**What is required**
Copy each line exactly.

**Provided information**
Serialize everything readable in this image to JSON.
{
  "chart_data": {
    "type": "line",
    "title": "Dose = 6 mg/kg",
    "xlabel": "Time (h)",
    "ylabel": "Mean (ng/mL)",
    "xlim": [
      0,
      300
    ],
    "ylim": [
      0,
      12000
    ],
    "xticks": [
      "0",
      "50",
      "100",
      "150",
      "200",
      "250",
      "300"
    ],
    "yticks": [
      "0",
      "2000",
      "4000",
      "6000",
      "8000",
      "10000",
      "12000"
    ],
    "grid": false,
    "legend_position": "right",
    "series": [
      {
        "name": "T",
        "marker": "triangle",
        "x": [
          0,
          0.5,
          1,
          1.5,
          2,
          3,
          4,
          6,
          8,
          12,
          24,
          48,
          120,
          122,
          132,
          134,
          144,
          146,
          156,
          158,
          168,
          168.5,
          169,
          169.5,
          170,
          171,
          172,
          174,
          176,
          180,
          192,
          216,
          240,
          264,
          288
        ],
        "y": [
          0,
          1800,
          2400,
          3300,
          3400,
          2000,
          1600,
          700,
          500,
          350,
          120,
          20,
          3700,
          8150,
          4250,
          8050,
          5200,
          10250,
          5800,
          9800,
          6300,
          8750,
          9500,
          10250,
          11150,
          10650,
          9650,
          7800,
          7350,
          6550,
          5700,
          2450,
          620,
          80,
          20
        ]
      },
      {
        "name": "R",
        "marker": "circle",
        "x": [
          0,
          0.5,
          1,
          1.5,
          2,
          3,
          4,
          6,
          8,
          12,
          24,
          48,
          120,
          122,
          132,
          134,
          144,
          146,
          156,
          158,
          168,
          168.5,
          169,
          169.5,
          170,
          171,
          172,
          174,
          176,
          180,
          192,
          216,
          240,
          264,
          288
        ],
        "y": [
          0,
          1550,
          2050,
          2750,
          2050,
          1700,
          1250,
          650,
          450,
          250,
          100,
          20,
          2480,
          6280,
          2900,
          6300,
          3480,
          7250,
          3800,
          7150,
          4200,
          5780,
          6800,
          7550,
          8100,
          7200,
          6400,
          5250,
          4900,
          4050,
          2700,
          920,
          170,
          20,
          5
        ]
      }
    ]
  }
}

**Output of the task**
Serialize everything readable in this image to JSON.
{
  "chart_data": {
    "type": "line",
    "title": "Dose = 6 mg/kg",
    "xlabel": "Time (h)",
    "ylabel": "Mean (ng/mL)",
    "xlim": [
      0,
      300
    ],
    "ylim": [
      0,
      12000
    ],
    "xticks": [
      "0",
      "50",
      "100",
      "150",
      "200",
      "250",
      "300"
    ],
    "yticks": [
      "0",
      "2000",
      "4000",
      "6000",
      "8000",
      "10000",
      "12000"
    ],
    "grid": false,
    "legend_position": "right",
    "series": [
      {
        "name": "T",
        "marker": "triangle",
        "x": [
          0,
          0.5,
          1,
          1.5,
          2,
          3,
          4,
          6,
          8,
          12,
          24,
          48,
          120,
          122,
          132,
          134,
          144,
          146,
          156,
          158,
          168,
          168.5,
          169,
          169.5,
          170,
          171,
          172,
          174,
          176,
          180,
          192,
          216,
          240,
          264,
          288
        ],
        "y": [
          0,
          1800,
          2400,
          3300,
          3400,
          2000,
          1600,
          700,
          500,
          350,
          120,
          20,
          3700,
          8150,
          4250,
          8050,
          5200,
          10250,
          5800,
          9800,
          6300,
          8750,
          9500,
          10250,
          11150,
          10650,
          9650,
          7800,
          7350,
          6550,
          5700,
          2450,
          620,
          80,
          20
        ]
      },
      {
        "name": "R",
        "marker": "circle",
        "x": [
          0,
          0.5,
          1,
          1.5,
          2,
          3,
          4,
          6,
          8,
          12,
          24,
          48,
          120,
          122,
          132,
          134,
          144,
          146,
          156,
          158,
          168,
          168.5,
          169,
          169.5,
          170,
          171,
          172,
          174,
          176,
          180,
          192,
          216,
          240,
          264,
          288
        ],
        "y": [
          0,
          1550,
          2050,
          2750,
          2050,
          1700,
          1250,
          650,
          450,
          250,
          100,
          20,
          2480,
          6280,
          2900,
          6300,
          3480,
          7250,
          3800,
          7150,
          4200,
          5780,
          6800,
          7550,
          8100,
          7200,
          6400,
          5250,
          4900,
          4050,
          2700,
          920,
          170,
          20,
          5
        ]
      }
    ]
  }
}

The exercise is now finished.